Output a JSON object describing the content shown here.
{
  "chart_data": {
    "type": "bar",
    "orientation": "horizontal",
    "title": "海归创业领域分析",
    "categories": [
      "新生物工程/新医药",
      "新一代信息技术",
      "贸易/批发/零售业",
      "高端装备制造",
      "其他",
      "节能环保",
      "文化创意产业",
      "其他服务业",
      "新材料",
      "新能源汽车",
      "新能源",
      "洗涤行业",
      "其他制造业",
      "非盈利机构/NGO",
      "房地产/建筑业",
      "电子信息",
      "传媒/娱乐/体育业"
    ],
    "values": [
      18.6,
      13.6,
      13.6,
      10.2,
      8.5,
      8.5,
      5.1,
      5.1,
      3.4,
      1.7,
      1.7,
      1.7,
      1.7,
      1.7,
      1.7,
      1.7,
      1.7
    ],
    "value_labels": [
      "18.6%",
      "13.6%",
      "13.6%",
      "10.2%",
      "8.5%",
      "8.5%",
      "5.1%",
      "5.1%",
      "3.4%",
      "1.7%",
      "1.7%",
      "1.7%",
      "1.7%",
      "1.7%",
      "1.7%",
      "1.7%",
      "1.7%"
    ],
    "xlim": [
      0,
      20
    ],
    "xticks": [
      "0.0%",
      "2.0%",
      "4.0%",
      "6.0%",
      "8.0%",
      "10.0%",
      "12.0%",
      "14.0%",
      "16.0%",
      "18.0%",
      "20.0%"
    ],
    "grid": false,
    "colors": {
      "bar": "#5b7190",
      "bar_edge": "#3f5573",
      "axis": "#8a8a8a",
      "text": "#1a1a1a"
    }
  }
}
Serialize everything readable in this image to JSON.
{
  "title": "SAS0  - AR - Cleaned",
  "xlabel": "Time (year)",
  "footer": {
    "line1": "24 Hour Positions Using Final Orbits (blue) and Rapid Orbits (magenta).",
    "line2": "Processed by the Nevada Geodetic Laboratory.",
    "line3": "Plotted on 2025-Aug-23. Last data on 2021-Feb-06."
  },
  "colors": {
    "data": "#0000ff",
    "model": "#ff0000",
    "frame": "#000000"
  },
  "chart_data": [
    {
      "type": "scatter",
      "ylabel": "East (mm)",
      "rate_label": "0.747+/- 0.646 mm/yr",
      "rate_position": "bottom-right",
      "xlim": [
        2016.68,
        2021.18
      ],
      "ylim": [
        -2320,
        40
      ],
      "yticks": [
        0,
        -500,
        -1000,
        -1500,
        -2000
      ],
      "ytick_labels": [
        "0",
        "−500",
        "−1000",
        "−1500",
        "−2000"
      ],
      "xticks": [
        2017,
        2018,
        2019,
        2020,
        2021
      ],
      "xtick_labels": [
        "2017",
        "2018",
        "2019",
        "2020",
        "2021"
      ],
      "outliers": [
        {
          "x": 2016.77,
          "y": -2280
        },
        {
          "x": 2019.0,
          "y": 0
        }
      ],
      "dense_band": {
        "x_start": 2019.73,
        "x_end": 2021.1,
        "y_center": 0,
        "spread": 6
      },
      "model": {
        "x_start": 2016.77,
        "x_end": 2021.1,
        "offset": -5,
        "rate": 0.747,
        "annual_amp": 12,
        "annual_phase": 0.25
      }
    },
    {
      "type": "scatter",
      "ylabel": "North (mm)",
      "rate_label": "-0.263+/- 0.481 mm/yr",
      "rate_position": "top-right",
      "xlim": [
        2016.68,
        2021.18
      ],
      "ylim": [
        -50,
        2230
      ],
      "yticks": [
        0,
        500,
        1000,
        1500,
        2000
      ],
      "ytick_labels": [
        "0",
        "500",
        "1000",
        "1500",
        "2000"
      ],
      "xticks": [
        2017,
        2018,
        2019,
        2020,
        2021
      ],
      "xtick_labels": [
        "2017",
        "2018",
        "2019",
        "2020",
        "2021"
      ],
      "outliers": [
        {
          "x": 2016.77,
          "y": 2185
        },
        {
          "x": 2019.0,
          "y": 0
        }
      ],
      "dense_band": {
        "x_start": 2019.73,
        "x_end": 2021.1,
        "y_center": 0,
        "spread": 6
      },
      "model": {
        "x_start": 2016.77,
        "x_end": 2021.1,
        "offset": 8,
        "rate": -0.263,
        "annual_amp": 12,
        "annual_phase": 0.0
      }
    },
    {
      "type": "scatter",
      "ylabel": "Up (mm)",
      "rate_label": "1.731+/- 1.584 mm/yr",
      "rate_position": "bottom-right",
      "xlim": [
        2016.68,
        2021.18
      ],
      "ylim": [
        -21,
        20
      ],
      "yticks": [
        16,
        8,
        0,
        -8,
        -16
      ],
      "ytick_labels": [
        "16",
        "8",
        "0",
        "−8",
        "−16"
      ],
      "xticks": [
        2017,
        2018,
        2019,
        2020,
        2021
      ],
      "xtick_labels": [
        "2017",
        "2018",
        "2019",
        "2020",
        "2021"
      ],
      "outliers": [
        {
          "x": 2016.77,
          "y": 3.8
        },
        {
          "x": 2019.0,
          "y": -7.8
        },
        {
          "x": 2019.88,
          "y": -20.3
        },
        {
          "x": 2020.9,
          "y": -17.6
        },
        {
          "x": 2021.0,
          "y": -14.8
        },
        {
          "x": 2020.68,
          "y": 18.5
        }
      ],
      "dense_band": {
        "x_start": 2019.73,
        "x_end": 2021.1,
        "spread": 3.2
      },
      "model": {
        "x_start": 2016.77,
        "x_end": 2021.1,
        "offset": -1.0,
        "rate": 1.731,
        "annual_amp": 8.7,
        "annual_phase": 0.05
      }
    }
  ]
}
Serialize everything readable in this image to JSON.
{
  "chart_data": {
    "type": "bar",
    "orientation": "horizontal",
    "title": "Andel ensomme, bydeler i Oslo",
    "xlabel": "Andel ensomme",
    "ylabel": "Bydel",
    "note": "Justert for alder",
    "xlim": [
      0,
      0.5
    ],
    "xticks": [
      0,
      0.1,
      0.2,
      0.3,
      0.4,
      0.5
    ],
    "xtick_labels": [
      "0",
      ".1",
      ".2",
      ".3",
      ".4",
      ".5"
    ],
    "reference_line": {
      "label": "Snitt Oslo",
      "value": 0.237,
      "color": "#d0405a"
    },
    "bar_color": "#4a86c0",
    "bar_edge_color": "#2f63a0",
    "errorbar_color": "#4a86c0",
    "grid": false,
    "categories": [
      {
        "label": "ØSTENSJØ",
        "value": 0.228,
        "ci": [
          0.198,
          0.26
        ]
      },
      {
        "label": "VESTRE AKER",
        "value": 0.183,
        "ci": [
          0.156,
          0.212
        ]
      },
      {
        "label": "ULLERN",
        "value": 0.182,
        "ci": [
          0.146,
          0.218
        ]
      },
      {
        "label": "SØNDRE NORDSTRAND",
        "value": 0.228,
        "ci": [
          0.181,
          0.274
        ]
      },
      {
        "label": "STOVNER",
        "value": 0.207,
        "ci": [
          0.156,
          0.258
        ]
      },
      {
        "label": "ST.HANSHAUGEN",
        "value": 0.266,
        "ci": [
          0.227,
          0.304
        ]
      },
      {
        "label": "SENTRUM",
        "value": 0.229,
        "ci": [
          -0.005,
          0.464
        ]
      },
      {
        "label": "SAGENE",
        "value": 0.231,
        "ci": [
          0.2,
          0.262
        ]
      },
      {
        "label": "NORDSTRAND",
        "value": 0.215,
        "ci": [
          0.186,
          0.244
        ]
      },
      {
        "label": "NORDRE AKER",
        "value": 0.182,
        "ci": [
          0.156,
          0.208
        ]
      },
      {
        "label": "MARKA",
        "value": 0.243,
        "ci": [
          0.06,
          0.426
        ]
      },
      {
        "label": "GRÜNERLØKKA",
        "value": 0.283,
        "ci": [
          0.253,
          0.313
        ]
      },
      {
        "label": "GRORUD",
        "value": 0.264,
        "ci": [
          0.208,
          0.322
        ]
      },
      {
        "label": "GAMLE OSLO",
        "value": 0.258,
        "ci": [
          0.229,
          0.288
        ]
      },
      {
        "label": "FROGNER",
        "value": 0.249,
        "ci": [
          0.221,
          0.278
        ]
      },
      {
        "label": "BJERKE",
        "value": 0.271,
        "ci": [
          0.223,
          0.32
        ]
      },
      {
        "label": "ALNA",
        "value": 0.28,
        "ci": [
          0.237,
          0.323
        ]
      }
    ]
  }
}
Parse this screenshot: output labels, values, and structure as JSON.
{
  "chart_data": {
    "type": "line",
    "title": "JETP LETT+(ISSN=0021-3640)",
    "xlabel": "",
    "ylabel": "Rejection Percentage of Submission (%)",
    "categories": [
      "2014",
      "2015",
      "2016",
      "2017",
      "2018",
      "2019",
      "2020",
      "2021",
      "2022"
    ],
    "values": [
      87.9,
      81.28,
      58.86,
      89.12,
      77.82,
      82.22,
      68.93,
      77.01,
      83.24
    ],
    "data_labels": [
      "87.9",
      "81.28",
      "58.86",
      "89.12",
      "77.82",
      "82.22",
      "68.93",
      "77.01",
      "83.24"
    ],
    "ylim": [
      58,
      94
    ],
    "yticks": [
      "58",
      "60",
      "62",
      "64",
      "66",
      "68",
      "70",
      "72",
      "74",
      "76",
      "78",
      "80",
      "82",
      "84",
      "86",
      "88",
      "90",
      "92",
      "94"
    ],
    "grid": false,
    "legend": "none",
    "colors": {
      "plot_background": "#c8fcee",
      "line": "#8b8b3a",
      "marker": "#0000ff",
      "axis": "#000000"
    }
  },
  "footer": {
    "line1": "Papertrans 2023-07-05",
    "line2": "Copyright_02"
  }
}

_Goal:_
Working from the material above, state how many lines contain "title"; give only the number.

_Answer to the task:_
4